Written task >> Each entry below must be repeated word for word.

Dataset rows:

■ ■ ■ ■ ■ ■ ■

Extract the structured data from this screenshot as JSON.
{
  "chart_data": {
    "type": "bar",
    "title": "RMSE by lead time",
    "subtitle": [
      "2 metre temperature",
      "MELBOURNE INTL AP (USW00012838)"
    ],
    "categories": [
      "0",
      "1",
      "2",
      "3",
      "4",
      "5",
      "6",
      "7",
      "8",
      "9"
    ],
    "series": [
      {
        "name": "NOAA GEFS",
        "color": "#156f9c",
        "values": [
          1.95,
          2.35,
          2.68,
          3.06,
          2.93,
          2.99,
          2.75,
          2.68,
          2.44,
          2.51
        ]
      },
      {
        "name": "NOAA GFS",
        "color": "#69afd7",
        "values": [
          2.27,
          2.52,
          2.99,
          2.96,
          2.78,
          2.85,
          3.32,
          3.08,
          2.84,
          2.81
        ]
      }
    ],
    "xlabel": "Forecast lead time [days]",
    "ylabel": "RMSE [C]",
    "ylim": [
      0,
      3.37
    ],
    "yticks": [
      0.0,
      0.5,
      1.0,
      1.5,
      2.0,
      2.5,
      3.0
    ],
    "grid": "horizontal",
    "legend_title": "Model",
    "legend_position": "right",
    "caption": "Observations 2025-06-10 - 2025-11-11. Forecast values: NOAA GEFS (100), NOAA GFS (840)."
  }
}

■ ■ ■ ■ ■ ■ ■

Task result >>
Extract the structured data from this screenshot as JSON.
{
  "chart_data": {
    "type": "bar",
    "title": "RMSE by lead time",
    "subtitle": [
      "2 metre temperature",
      "MELBOURNE INTL AP (USW00012838)"
    ],
    "categories": [
      "0",
      "1",
      "2",
      "3",
      "4",
      "5",
      "6",
      "7",
      "8",
      "9"
    ],
    "series": [
      {
        "name": "NOAA GEFS",
        "color": "#156f9c",
        "values": [
          1.95,
          2.35,
          2.68,
          3.06,
          2.93,
          2.99,
          2.75,
          2.68,
          2.44,
          2.51
        ]
      },
      {
        "name": "NOAA GFS",
        "color": "#69afd7",
        "values": [
          2.27,
          2.52,
          2.99,
          2.96,
          2.78,
          2.85,
          3.32,
          3.08,
          2.84,
          2.81
        ]
      }
    ],
    "xlabel": "Forecast lead time [days]",
    "ylabel": "RMSE [C]",
    "ylim": [
      0,
      3.37
    ],
    "yticks": [
      0.0,
      0.5,
      1.0,
      1.5,
      2.0,
      2.5,
      3.0
    ],
    "grid": "horizontal",
    "legend_title": "Model",
    "legend_position": "right",
    "caption": "Observations 2025-06-10 - 2025-11-11. Forecast values: NOAA GEFS (100), NOAA GFS (840)."
  }
}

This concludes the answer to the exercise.